>> start Input records
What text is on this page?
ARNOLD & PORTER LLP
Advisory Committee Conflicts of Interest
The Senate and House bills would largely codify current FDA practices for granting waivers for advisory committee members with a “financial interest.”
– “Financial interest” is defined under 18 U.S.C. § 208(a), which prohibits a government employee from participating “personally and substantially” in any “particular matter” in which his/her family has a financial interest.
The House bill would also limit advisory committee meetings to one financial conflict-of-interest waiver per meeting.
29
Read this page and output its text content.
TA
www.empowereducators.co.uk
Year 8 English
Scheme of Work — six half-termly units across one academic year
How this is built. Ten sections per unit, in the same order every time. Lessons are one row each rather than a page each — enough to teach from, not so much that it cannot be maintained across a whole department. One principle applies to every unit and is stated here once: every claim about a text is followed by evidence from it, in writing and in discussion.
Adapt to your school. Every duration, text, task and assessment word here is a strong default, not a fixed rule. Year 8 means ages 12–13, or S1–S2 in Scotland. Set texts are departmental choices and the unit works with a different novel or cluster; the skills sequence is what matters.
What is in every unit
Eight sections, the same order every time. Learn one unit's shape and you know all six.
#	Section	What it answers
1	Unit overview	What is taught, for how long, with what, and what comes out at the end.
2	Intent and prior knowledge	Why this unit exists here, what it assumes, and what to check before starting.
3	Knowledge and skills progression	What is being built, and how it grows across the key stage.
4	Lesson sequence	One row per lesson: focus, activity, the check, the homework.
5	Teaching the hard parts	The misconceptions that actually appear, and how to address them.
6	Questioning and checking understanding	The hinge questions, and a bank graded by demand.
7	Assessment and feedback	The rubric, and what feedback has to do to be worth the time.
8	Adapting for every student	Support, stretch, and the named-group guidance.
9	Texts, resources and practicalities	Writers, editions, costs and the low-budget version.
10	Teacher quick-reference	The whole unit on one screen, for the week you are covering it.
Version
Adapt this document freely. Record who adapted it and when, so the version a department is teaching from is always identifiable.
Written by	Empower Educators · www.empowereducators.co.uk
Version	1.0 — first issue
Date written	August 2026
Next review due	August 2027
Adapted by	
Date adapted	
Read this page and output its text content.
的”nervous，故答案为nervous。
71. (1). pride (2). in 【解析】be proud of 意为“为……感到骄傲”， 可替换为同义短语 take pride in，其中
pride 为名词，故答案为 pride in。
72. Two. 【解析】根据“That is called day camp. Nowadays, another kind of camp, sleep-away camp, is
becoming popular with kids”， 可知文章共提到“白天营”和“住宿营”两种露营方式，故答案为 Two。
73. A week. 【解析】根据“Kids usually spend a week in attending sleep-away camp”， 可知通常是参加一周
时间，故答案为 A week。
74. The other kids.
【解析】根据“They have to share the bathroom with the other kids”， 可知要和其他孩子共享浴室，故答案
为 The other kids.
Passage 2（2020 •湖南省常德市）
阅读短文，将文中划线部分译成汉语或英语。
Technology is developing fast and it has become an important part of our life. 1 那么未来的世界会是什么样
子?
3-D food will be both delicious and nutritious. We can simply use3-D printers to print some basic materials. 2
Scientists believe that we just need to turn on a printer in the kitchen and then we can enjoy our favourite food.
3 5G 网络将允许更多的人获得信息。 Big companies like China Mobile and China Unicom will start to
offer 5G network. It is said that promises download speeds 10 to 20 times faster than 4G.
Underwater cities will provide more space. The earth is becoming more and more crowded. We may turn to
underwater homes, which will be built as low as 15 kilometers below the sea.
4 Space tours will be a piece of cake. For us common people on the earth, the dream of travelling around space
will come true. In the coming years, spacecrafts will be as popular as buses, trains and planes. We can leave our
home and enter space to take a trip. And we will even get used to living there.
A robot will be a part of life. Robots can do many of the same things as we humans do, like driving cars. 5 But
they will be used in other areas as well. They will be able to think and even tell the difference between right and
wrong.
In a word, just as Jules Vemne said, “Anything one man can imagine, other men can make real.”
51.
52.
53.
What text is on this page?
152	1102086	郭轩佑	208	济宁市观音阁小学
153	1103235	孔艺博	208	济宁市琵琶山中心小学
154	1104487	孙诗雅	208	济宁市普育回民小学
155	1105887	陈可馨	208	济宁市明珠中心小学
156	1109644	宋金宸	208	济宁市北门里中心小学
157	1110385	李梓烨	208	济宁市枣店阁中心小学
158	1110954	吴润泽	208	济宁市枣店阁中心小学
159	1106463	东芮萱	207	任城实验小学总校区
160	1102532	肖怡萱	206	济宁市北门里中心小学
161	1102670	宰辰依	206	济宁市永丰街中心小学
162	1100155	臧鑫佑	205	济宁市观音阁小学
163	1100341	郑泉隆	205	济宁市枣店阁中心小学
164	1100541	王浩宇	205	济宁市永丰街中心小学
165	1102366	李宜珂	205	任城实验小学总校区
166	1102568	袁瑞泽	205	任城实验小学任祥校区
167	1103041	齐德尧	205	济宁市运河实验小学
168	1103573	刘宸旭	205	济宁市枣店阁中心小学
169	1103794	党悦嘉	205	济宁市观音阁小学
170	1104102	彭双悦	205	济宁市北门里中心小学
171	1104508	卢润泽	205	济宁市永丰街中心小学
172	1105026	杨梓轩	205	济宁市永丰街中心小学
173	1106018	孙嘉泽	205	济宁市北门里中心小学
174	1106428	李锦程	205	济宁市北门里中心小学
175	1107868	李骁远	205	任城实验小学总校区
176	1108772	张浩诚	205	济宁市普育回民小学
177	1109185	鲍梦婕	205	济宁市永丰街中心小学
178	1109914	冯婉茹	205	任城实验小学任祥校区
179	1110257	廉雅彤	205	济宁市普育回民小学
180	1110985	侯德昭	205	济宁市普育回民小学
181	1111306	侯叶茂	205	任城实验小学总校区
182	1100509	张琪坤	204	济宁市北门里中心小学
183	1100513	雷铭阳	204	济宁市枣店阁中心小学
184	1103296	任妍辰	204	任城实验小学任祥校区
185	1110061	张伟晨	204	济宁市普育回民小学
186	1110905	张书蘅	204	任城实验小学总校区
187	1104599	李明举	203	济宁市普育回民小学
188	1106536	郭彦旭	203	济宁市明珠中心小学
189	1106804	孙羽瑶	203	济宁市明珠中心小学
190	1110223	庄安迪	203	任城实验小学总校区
>> end Input records
## [What you need to do]
Tally the lines above containing "济宁市普育回民小学". Answer with the count only.

## [Output]
6